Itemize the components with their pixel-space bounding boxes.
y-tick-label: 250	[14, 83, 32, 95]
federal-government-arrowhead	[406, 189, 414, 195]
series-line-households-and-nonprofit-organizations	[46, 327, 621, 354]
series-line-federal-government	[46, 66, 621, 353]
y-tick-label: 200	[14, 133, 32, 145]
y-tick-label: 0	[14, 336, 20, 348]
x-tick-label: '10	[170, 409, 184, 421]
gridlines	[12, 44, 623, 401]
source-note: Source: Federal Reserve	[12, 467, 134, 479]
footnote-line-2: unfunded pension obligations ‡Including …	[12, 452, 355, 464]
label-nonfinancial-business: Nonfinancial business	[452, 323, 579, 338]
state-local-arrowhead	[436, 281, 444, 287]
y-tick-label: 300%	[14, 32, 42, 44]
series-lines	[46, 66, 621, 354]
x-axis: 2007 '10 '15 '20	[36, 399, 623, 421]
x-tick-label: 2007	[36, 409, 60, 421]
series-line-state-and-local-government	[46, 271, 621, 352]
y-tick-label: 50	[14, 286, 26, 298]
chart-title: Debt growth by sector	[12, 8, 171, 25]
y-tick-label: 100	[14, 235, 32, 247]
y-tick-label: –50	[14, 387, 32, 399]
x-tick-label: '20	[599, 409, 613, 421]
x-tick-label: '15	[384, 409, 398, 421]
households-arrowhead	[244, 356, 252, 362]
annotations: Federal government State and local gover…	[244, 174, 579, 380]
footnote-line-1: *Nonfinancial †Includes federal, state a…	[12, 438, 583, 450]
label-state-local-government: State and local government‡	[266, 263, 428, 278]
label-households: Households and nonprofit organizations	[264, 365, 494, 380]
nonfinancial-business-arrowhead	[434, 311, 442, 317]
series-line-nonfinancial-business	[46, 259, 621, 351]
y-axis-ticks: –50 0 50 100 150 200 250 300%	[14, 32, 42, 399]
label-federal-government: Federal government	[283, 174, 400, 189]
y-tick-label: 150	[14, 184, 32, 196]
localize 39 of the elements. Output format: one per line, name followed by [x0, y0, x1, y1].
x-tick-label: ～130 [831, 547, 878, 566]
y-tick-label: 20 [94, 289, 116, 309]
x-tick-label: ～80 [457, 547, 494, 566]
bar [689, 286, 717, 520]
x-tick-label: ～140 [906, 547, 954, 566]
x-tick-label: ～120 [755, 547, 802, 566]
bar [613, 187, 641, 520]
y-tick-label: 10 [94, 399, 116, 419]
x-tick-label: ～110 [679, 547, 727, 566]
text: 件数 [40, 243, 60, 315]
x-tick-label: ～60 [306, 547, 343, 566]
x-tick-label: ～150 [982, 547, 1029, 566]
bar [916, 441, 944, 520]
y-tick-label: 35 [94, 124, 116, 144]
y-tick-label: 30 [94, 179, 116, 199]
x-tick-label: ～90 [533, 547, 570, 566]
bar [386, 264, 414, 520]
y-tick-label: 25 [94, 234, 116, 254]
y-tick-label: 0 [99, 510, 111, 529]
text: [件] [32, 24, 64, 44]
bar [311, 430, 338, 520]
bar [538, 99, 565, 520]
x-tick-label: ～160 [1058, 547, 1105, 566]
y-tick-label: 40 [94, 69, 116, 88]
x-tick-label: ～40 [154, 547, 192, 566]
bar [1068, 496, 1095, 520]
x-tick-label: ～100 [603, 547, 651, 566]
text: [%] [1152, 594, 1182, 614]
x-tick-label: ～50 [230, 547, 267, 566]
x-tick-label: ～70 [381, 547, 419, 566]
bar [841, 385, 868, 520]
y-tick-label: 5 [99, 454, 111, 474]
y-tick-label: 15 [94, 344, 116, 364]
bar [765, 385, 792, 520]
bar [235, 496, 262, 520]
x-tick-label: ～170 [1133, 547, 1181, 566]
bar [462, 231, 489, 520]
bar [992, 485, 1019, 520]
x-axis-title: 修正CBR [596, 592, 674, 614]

> [What is needed]: Copy the records verbatim, beginning with the first line and ending after the line containing "footnote-line-1: *Nonfinancial †Includes".

> [Right answer]:
Itemize the components with their pixel-space bounding boxes.
y-tick-label: 250	[14, 83, 32, 95]
federal-government-arrowhead	[406, 189, 414, 195]
series-line-households-and-nonprofit-organizations	[46, 327, 621, 354]
series-line-federal-government	[46, 66, 621, 353]
y-tick-label: 200	[14, 133, 32, 145]
y-tick-label: 0	[14, 336, 20, 348]
x-tick-label: '10	[170, 409, 184, 421]
gridlines	[12, 44, 623, 401]
source-note: Source: Federal Reserve	[12, 467, 134, 479]
footnote-line-2: unfunded pension obligations ‡Including …	[12, 452, 355, 464]
label-nonfinancial-business: Nonfinancial business	[452, 323, 579, 338]
state-local-arrowhead	[436, 281, 444, 287]
y-tick-label: 300%	[14, 32, 42, 44]
series-lines	[46, 66, 621, 354]
x-axis: 2007 '10 '15 '20	[36, 399, 623, 421]
x-tick-label: 2007	[36, 409, 60, 421]
series-line-state-and-local-government	[46, 271, 621, 352]
y-tick-label: 50	[14, 286, 26, 298]
chart-title: Debt growth by sector	[12, 8, 171, 25]
y-tick-label: 100	[14, 235, 32, 247]
y-tick-label: –50	[14, 387, 32, 399]
x-tick-label: '20	[599, 409, 613, 421]
x-tick-label: '15	[384, 409, 398, 421]
households-arrowhead	[244, 356, 252, 362]
annotations: Federal government State and local gover…	[244, 174, 579, 380]
footnote-line-1: *Nonfinancial †Includes federal, state a…	[12, 438, 583, 450]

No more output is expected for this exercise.